Data shown ->

◆ ◆ ◆ ◆ ◆

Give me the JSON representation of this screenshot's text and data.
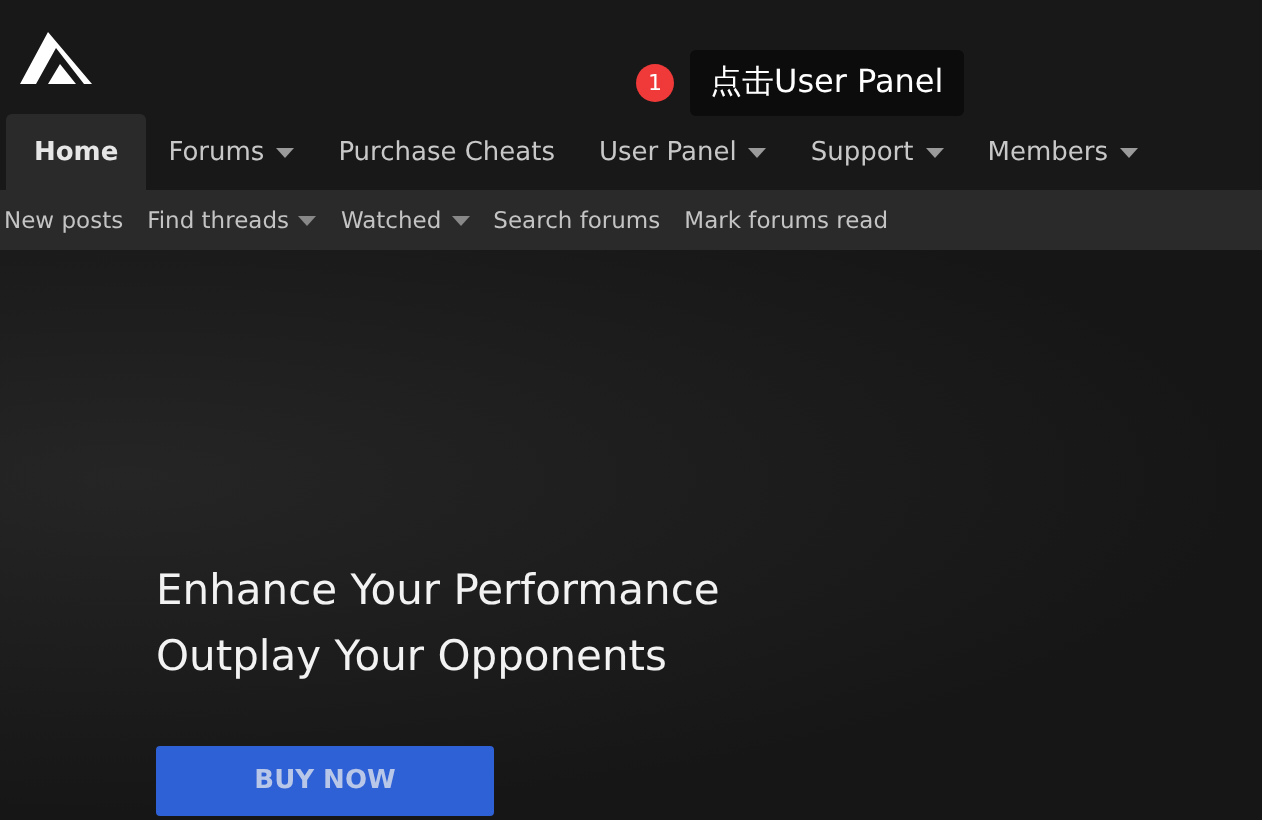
{
  "header": {
    "callout": {
      "step": "1",
      "text": "点击User Panel"
    }
  },
  "nav": [
    {
      "label": "Home",
      "selected": true,
      "has_menu": false
    },
    {
      "label": "Forums",
      "selected": false,
      "has_menu": true
    },
    {
      "label": "Purchase Cheats",
      "selected": false,
      "has_menu": false
    },
    {
      "label": "User Panel",
      "selected": false,
      "has_menu": true
    },
    {
      "label": "Support",
      "selected": false,
      "has_menu": true
    },
    {
      "label": "Members",
      "selected": false,
      "has_menu": true
    }
  ],
  "subnav": [
    {
      "label": "New posts",
      "has_menu": false
    },
    {
      "label": "Find threads",
      "has_menu": true
    },
    {
      "label": "Watched",
      "has_menu": true
    },
    {
      "label": "Search forums",
      "has_menu": false
    },
    {
      "label": "Mark forums read",
      "has_menu": false
    }
  ],
  "hero": {
    "lines": [
      "Enhance Your Performance",
      "Outplay Your Opponents"
    ],
    "button": "BUY NOW"
  }
}
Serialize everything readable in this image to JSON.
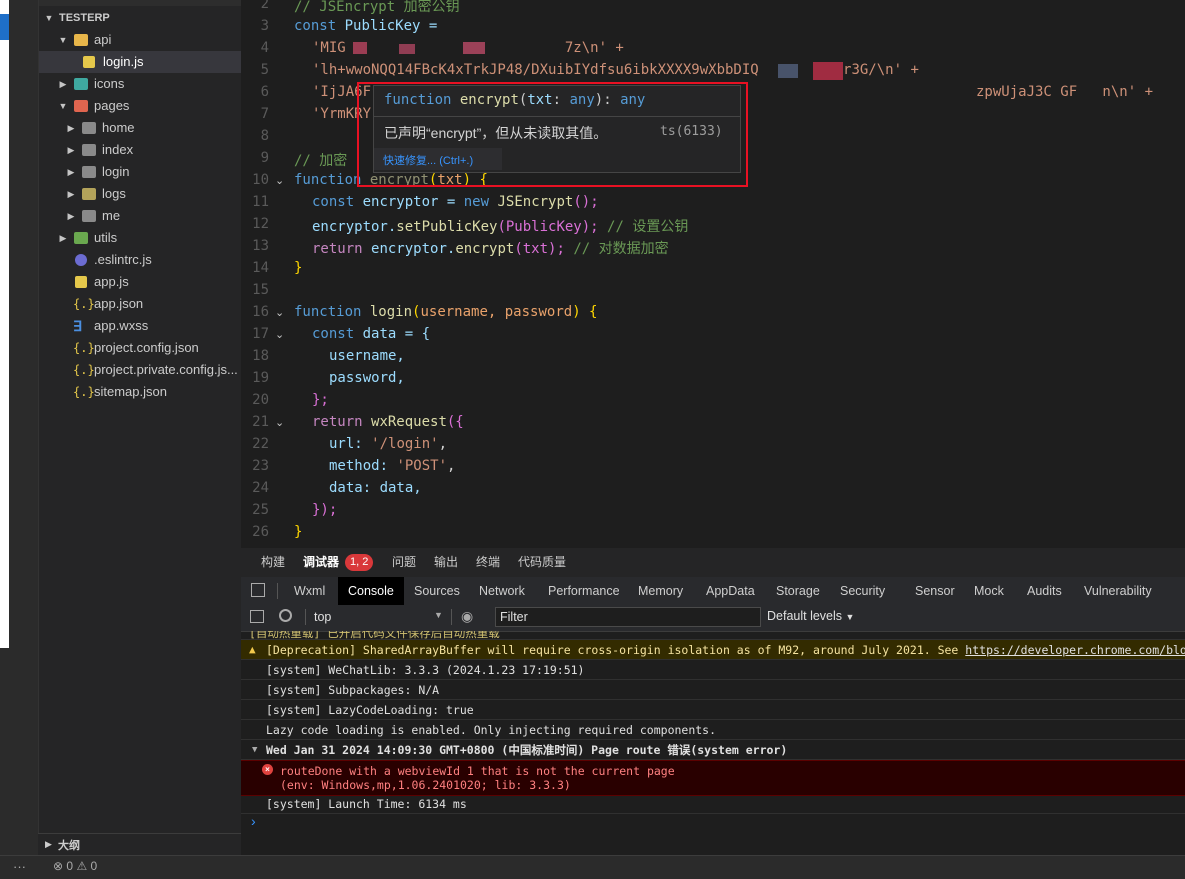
{
  "explorer": {
    "project": "TESTERP",
    "items": [
      {
        "label": "api",
        "chev": "▼"
      },
      {
        "label": "login.js"
      },
      {
        "label": "icons",
        "chev": "▶"
      },
      {
        "label": "pages",
        "chev": "▼"
      },
      {
        "label": "home",
        "chev": "▶"
      },
      {
        "label": "index",
        "chev": "▶"
      },
      {
        "label": "login",
        "chev": "▶"
      },
      {
        "label": "logs",
        "chev": "▶"
      },
      {
        "label": "me",
        "chev": "▶"
      },
      {
        "label": "utils",
        "chev": "▶"
      },
      {
        "label": ".eslintrc.js"
      },
      {
        "label": "app.js"
      },
      {
        "label": "app.json"
      },
      {
        "label": "app.wxss"
      },
      {
        "label": "project.config.json"
      },
      {
        "label": "project.private.config.js..."
      },
      {
        "label": "sitemap.json"
      }
    ],
    "outline": "大纲"
  },
  "editor": {
    "line_numbers": [
      "2",
      "3",
      "4",
      "5",
      "6",
      "7",
      "8",
      "9",
      "10",
      "11",
      "12",
      "13",
      "14",
      "15",
      "16",
      "17",
      "18",
      "19",
      "20",
      "21",
      "22",
      "23",
      "24",
      "25",
      "26"
    ],
    "lines": {
      "l2": "// JSEncrypt 加密公钥",
      "l3a": "const",
      "l3b": "PublicKey =",
      "l4": "'MIG                          7z\\n' +",
      "l5": "'lh+wwoNQQ14FBcK4xTrkJP48/DXuibIYdfsu6ibkXXXX9wXbbDIQ          r3G/\\n' +",
      "l6a": "'IjJA6F",
      "l6b": "zpwUjaJ3C GF   n\\n' +",
      "l7": "'YrmKRY",
      "l9": "// 加密",
      "l10a": "function",
      "l10b": "encrypt",
      "l10c": "(",
      "l10d": "txt",
      "l10e": ") {",
      "l11a": "const",
      "l11b": "encryptor = ",
      "l11c": "new",
      "l11d": "JSEncrypt",
      "l11e": "();",
      "l12a": "encryptor.",
      "l12b": "setPublicKey",
      "l12c": "(PublicKey);",
      "l12d": "// 设置公钥",
      "l13a": "return",
      "l13b": "encryptor.",
      "l13c": "encrypt",
      "l13d": "(txt);",
      "l13e": "// 对数据加密",
      "l14": "}",
      "l16a": "function",
      "l16b": "login",
      "l16c": "(",
      "l16d": "username, password",
      "l16e": ") {",
      "l17a": "const",
      "l17b": "data = {",
      "l18": "username,",
      "l19": "password,",
      "l20": "};",
      "l21a": "return",
      "l21b": "wxRequest",
      "l21c": "({",
      "l22a": "url: ",
      "l22b": "'/login'",
      "l22c": ",",
      "l23a": "method: ",
      "l23b": "'POST'",
      "l23c": ",",
      "l24": "data: data,",
      "l25": "});",
      "l26": "}"
    }
  },
  "tooltip": {
    "sig_kw": "function",
    "sig_name": "encrypt",
    "sig_rest1": "(",
    "sig_param": "txt",
    "sig_colon": ": ",
    "sig_type": "any",
    "sig_rest2": "): ",
    "sig_ret": "any",
    "message": "已声明“encrypt”，但从未读取其值。",
    "code": "ts(6133)",
    "quickfix": "快速修复... (Ctrl+.)"
  },
  "panel_tabs": {
    "build": "构建",
    "debugger": "调试器",
    "badge": "1, 2",
    "issues": "问题",
    "output": "输出",
    "terminal": "终端",
    "quality": "代码质量"
  },
  "devtools_tabs": [
    "Wxml",
    "Console",
    "Sources",
    "Network",
    "Performance",
    "Memory",
    "AppData",
    "Storage",
    "Security",
    "Sensor",
    "Mock",
    "Audits",
    "Vulnerability"
  ],
  "console_toolbar": {
    "context": "top",
    "filter_placeholder": "Filter",
    "levels": "Default levels"
  },
  "console": {
    "cut_line": "[自动热重载] 已开启代码文件保存后自动热重载",
    "deprecation": "[Deprecation] SharedArrayBuffer will require cross-origin isolation as of M92, around July 2021. See ",
    "deprecation_link": "https://developer.chrome.com/blog/enabl",
    "wechatlib": "[system] WeChatLib: 3.3.3 (2024.1.23 17:19:51)",
    "subpackages": "[system] Subpackages: N/A",
    "lazy": "[system] LazyCodeLoading: true",
    "lazy2": "Lazy code loading is enabled. Only injecting required components.",
    "group": "Wed Jan 31 2024 14:09:30 GMT+0800 (中国标准时间) Page route 错误(system error)",
    "error1": "routeDone with a webviewId 1 that is not the current page",
    "error2": "(env: Windows,mp,1.06.2401020; lib: 3.3.3)",
    "launch": "[system] Launch Time: 6134 ms",
    "prompt": "›"
  },
  "statusbar": {
    "dots": "···",
    "errors": "0",
    "warnings": "0"
  }
}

◆ ◆ ◆ ◆ ◆

Work out how many lines in the records above contain the word "Your", and give only that number.

Solution to this task -> 2